-- begin GIVEN INFORMATION --

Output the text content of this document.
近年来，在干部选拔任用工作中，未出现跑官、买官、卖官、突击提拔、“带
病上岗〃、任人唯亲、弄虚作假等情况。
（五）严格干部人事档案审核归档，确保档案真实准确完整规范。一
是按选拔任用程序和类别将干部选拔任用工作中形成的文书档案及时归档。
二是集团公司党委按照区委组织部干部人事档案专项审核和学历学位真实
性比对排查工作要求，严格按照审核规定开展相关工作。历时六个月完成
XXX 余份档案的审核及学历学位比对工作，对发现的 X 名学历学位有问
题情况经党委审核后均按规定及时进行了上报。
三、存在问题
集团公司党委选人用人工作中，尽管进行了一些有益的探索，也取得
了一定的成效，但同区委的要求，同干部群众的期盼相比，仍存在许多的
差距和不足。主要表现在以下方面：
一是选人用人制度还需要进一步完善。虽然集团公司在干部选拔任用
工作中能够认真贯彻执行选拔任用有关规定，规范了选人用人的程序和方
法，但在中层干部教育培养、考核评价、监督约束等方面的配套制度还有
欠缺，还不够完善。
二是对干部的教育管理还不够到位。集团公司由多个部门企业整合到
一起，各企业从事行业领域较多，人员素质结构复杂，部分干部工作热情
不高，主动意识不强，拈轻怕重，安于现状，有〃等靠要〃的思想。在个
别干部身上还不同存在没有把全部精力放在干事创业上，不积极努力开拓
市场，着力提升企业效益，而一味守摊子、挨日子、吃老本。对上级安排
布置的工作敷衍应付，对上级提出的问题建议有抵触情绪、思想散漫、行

-- end GIVEN INFORMATION --

PROBLEM:
Extract the entries above verbatim.

TASK SOLUTION:
Output the text content of this document.
近年来，在干部选拔任用工作中，未出现跑官、买官、卖官、突击提拔、“带
病上岗〃、任人唯亲、弄虚作假等情况。
（五）严格干部人事档案审核归档，确保档案真实准确完整规范。一
是按选拔任用程序和类别将干部选拔任用工作中形成的文书档案及时归档。
二是集团公司党委按照区委组织部干部人事档案专项审核和学历学位真实
性比对排查工作要求，严格按照审核规定开展相关工作。历时六个月完成
XXX 余份档案的审核及学历学位比对工作，对发现的 X 名学历学位有问
题情况经党委审核后均按规定及时进行了上报。
三、存在问题
集团公司党委选人用人工作中，尽管进行了一些有益的探索，也取得
了一定的成效，但同区委的要求，同干部群众的期盼相比，仍存在许多的
差距和不足。主要表现在以下方面：
一是选人用人制度还需要进一步完善。虽然集团公司在干部选拔任用
工作中能够认真贯彻执行选拔任用有关规定，规范了选人用人的程序和方
法，但在中层干部教育培养、考核评价、监督约束等方面的配套制度还有
欠缺，还不够完善。
二是对干部的教育管理还不够到位。集团公司由多个部门企业整合到
一起，各企业从事行业领域较多，人员素质结构复杂，部分干部工作热情
不高，主动意识不强，拈轻怕重，安于现状，有〃等靠要〃的思想。在个
别干部身上还不同存在没有把全部精力放在干事创业上，不积极努力开拓
市场，着力提升企业效益，而一味守摊子、挨日子、吃老本。对上级安排
布置的工作敷衍应付，对上级提出的问题建议有抵触情绪、思想散漫、行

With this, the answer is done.